Problem description –
List all lines of the data containing the word "warning".

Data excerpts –

## Start

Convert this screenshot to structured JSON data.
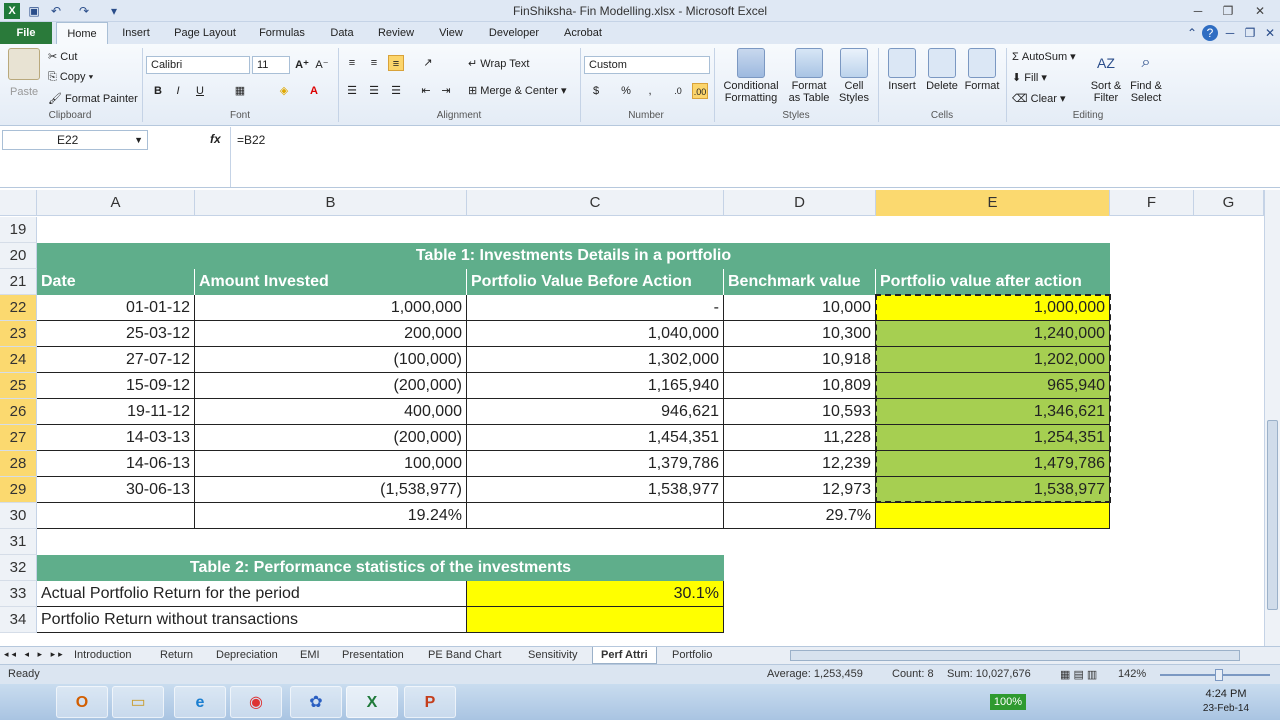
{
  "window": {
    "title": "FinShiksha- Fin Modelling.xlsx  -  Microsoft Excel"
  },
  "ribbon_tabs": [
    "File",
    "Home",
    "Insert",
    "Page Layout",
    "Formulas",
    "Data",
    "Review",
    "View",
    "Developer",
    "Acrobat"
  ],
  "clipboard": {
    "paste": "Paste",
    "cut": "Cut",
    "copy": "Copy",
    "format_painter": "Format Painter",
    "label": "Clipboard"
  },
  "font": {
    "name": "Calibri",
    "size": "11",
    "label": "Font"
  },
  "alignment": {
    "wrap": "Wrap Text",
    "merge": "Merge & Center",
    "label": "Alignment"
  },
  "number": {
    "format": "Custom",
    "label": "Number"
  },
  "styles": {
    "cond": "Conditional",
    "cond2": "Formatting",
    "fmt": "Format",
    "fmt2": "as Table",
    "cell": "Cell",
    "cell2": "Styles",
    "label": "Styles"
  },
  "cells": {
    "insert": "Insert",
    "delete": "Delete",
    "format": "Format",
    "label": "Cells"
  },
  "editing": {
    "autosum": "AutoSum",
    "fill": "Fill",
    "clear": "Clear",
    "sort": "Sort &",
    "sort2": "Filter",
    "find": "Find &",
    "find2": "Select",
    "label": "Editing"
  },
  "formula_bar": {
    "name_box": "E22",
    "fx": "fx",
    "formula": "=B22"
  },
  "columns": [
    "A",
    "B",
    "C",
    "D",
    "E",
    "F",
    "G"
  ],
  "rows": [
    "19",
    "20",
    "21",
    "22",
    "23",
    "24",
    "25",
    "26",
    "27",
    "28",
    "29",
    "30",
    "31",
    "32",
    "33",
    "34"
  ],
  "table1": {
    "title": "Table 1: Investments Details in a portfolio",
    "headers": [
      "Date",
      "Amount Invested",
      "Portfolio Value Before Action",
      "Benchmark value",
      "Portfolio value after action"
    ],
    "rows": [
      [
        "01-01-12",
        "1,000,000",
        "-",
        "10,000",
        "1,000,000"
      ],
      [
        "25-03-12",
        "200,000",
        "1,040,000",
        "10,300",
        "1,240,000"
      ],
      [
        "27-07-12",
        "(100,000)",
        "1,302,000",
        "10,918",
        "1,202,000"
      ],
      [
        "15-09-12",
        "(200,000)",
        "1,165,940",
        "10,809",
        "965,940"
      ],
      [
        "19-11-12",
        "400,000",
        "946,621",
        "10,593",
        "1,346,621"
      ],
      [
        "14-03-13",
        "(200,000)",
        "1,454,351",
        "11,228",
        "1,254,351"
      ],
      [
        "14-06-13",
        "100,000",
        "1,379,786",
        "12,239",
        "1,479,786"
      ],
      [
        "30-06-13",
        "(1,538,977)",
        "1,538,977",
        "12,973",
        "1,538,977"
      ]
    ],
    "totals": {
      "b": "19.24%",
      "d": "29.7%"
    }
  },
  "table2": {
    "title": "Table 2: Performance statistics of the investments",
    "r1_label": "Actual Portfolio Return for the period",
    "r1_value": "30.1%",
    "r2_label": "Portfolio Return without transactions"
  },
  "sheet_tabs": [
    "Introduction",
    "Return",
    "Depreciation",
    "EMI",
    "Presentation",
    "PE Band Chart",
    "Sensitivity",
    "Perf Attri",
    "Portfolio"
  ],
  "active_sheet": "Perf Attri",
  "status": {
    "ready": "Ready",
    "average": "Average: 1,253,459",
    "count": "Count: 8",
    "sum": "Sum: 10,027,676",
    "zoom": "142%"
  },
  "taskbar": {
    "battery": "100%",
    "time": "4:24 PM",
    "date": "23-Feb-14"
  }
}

## End
## Start

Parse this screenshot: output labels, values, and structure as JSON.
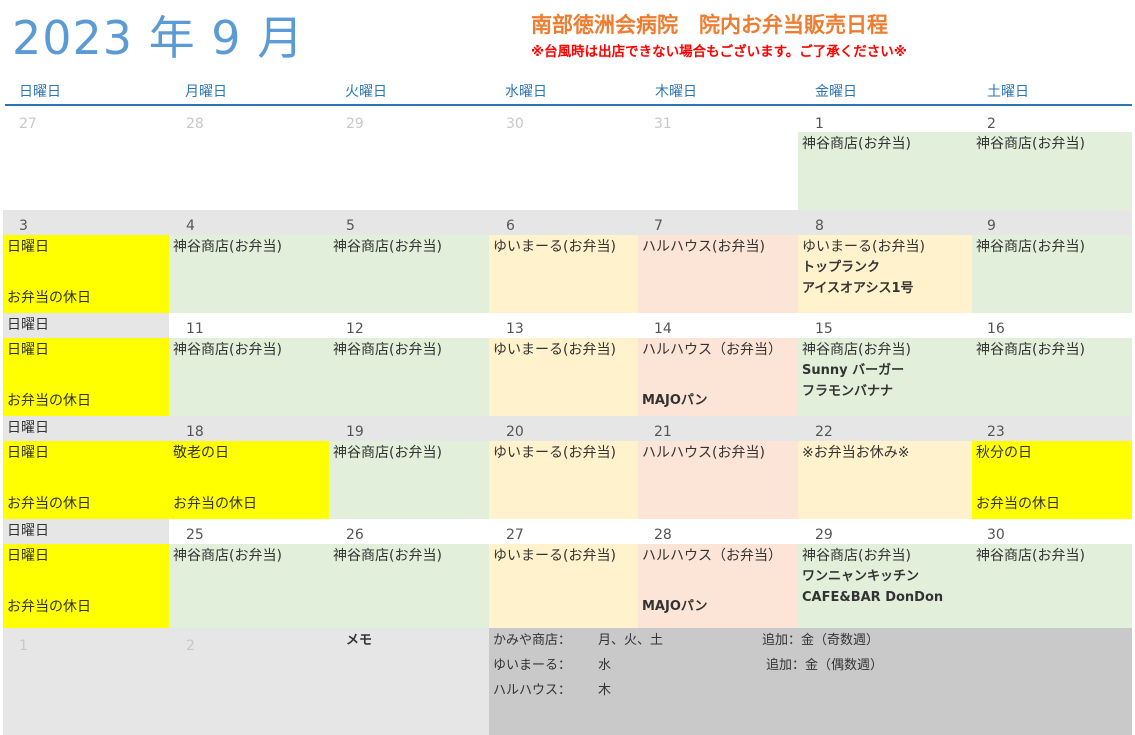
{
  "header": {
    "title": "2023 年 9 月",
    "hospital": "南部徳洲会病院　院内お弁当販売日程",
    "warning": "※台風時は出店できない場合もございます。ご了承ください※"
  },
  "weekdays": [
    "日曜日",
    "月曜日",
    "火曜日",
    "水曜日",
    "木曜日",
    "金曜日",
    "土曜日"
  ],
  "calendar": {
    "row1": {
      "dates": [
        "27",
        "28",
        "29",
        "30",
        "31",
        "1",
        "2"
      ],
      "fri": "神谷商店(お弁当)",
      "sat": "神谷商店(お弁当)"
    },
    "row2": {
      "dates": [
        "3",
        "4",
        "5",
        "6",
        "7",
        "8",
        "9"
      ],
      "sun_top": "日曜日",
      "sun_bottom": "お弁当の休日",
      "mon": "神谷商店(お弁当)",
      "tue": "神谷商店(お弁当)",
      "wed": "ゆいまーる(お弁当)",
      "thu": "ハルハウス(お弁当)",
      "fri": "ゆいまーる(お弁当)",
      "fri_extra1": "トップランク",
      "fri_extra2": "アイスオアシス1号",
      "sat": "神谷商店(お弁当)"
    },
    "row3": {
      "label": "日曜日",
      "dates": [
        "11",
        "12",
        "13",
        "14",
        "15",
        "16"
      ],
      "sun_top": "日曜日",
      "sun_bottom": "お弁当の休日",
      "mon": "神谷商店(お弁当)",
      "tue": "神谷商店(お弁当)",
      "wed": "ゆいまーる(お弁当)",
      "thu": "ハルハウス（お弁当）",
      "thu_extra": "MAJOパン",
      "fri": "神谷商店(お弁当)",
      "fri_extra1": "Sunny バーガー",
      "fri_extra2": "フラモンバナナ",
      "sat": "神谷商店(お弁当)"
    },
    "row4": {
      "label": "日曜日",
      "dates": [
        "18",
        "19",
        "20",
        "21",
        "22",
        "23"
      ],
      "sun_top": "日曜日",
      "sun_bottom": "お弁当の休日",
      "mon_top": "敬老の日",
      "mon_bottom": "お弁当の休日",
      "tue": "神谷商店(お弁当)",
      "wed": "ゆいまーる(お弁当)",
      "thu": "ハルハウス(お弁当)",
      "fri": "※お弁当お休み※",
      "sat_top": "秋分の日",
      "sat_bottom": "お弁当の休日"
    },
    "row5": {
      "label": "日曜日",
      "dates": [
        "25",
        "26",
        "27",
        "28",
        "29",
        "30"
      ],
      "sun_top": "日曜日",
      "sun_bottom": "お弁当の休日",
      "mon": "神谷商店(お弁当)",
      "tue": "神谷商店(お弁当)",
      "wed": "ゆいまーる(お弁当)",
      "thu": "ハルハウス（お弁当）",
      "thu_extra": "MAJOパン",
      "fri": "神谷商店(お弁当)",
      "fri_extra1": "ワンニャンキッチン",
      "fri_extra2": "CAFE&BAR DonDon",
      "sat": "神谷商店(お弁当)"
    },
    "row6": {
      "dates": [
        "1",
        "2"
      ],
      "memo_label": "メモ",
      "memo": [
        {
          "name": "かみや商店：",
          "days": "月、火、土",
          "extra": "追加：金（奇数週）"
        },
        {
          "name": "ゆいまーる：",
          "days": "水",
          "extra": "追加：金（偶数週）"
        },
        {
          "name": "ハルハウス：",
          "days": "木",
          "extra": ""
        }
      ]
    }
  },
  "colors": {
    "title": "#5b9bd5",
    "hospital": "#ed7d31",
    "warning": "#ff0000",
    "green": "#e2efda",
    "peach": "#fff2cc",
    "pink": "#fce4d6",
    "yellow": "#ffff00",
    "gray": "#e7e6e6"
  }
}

## End
## Start

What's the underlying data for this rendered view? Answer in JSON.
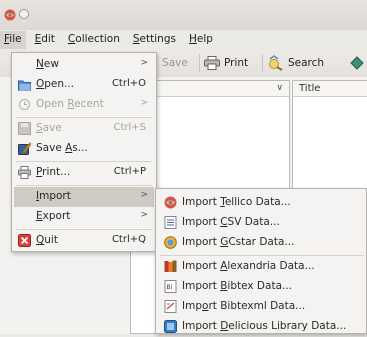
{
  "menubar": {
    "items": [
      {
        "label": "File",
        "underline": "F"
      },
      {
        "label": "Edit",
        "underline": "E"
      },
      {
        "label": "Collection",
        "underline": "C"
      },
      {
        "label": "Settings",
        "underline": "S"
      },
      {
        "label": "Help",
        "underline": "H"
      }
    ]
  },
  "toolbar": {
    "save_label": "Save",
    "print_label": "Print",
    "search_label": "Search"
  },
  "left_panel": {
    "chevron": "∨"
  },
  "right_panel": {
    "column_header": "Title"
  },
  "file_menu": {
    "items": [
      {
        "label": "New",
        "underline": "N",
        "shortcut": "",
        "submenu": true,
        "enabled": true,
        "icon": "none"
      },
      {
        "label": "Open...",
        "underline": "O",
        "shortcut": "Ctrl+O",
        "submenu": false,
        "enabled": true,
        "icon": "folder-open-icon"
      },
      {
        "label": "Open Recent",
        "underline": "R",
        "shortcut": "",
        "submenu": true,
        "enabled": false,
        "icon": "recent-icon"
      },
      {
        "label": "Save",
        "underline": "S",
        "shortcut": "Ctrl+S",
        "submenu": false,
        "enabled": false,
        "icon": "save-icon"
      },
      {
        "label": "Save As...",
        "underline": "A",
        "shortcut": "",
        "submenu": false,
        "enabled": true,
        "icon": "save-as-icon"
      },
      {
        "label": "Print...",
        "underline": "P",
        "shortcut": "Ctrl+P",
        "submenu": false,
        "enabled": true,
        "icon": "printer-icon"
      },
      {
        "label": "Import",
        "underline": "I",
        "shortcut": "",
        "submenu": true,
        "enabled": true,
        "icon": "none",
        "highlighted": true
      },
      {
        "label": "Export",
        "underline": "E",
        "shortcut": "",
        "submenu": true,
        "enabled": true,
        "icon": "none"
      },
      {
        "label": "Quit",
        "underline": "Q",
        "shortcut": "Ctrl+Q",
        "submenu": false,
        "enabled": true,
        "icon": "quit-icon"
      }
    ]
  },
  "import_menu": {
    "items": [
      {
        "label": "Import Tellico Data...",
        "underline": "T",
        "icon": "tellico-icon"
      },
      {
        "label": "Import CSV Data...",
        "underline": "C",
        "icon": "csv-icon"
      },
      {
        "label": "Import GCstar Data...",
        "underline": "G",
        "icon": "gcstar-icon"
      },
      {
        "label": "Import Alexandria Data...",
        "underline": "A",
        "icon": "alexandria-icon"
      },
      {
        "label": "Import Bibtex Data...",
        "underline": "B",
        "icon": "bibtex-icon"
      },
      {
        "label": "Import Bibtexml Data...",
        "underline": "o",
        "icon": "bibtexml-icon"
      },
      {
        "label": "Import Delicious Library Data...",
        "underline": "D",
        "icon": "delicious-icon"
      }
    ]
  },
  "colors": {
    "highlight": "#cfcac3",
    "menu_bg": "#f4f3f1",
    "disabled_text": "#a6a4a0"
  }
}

## End

Expected answer –
    "warning": "※台風時は出店できない場合もございます。ご了承ください※"
    "warning": "#ff0000",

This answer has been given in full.